• **DATA FOR THIS TASK**
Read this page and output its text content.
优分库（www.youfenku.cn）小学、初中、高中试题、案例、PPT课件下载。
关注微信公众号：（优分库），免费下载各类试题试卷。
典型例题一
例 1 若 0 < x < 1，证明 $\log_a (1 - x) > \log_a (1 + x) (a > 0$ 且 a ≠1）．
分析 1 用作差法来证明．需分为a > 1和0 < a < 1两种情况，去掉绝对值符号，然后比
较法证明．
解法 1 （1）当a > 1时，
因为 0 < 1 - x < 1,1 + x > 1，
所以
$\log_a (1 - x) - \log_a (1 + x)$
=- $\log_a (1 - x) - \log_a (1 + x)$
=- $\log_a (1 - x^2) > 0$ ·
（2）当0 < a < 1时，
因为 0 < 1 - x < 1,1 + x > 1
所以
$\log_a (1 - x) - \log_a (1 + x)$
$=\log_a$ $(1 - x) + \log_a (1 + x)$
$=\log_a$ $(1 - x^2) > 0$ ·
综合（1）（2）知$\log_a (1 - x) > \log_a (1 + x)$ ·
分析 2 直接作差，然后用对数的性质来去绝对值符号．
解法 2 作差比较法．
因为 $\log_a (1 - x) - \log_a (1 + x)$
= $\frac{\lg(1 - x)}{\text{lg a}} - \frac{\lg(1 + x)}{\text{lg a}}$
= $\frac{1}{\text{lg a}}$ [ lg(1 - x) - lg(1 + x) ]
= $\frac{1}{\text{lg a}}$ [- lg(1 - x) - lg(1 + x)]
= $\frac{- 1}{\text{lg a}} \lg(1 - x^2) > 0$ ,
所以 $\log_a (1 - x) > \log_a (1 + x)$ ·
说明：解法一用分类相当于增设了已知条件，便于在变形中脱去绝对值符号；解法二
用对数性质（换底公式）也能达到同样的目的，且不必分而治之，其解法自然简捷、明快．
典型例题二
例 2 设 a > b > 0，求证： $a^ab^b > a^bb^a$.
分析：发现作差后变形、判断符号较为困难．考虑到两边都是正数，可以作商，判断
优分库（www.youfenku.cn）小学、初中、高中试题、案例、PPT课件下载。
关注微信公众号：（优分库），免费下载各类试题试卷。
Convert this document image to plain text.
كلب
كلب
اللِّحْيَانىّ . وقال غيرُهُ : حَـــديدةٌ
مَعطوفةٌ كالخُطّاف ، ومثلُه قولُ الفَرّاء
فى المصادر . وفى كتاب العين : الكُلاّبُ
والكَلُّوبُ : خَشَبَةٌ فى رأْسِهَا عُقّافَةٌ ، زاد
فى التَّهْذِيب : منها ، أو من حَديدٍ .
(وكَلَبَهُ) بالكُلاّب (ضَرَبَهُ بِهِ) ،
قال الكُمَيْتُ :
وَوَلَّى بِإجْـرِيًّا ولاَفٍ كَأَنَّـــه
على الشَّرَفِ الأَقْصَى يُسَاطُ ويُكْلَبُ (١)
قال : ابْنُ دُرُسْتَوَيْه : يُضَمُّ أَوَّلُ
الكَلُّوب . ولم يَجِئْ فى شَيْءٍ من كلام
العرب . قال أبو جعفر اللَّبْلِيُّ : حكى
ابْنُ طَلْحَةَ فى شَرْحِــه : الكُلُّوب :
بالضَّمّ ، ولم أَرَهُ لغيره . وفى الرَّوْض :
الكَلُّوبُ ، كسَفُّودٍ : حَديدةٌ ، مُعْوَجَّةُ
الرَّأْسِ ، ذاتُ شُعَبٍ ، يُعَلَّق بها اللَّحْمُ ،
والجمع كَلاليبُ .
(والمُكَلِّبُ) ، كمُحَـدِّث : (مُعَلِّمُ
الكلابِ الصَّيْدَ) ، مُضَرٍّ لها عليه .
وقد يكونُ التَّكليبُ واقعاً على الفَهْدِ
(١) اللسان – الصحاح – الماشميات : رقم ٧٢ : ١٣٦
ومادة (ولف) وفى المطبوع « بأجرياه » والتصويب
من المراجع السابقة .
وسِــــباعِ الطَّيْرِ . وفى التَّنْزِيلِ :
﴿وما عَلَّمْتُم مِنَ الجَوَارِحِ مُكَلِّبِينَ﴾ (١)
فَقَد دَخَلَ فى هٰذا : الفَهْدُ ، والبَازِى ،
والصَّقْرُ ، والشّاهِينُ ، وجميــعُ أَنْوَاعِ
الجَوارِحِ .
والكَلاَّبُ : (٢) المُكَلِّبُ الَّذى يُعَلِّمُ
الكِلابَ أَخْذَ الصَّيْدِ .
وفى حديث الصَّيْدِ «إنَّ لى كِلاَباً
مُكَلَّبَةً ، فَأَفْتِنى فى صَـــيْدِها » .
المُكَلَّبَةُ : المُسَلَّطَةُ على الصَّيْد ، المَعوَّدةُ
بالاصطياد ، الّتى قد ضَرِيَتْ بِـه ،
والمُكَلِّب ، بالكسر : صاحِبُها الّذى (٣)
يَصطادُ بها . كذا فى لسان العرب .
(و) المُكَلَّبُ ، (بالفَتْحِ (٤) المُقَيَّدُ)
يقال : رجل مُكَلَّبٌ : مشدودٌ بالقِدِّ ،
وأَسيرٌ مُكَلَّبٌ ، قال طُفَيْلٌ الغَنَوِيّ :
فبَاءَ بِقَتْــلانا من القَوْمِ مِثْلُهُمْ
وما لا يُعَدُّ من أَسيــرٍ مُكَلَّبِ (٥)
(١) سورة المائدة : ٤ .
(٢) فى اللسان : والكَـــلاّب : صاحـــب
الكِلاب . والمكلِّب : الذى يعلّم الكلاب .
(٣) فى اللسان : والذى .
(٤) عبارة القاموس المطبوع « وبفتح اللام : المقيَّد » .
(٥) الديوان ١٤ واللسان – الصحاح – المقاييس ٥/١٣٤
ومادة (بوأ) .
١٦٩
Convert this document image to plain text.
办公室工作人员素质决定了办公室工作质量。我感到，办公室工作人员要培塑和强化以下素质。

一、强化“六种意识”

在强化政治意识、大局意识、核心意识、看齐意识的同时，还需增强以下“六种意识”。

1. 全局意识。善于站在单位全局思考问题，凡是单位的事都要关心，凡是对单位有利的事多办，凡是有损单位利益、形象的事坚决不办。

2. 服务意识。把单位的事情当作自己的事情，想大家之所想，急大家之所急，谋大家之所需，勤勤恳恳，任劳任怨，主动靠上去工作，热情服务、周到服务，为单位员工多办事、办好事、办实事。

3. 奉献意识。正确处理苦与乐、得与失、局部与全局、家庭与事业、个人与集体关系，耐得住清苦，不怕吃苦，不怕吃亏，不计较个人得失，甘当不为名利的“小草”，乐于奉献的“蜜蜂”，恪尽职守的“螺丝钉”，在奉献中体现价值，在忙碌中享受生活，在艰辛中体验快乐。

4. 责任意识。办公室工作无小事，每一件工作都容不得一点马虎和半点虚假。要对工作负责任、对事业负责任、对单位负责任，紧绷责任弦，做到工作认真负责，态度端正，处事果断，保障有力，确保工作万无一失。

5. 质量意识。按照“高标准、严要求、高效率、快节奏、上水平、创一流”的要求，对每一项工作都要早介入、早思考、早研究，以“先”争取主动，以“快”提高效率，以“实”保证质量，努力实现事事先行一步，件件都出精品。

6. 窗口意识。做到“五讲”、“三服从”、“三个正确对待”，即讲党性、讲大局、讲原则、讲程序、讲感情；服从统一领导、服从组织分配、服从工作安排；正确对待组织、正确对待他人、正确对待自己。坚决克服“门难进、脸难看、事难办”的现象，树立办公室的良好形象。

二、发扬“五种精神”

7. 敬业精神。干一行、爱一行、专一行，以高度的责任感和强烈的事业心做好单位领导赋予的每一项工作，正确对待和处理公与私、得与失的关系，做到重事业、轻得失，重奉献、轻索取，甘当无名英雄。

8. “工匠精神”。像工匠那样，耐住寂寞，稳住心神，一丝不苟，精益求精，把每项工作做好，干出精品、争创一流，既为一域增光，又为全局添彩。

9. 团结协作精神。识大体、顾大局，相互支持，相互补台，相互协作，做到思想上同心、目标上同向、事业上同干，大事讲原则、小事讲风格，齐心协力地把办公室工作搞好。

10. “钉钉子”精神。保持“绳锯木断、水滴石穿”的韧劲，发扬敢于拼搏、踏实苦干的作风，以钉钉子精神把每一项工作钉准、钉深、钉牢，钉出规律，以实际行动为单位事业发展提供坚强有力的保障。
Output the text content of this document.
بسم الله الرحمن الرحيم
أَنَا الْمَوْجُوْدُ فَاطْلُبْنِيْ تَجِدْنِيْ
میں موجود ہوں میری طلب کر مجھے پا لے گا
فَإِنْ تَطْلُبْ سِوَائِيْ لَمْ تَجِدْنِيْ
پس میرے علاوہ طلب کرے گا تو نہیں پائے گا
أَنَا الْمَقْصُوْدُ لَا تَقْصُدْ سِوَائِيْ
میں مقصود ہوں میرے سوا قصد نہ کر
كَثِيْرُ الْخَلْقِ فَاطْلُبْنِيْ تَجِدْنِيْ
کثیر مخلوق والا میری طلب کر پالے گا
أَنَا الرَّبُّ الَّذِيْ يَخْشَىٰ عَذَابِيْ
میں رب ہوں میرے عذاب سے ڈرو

• **PROBLEM TO SOLVE**
Wherever the string "الصحاح" appears in the entries above, list that line.

• **COMPLETE RESPONSE**
(١) اللسان – الصحاح – الماشميات : رقم ٧٢ : ١٣٦
(٥) الديوان ١٤ واللسان – الصحاح – المقاييس ٥/١٣٤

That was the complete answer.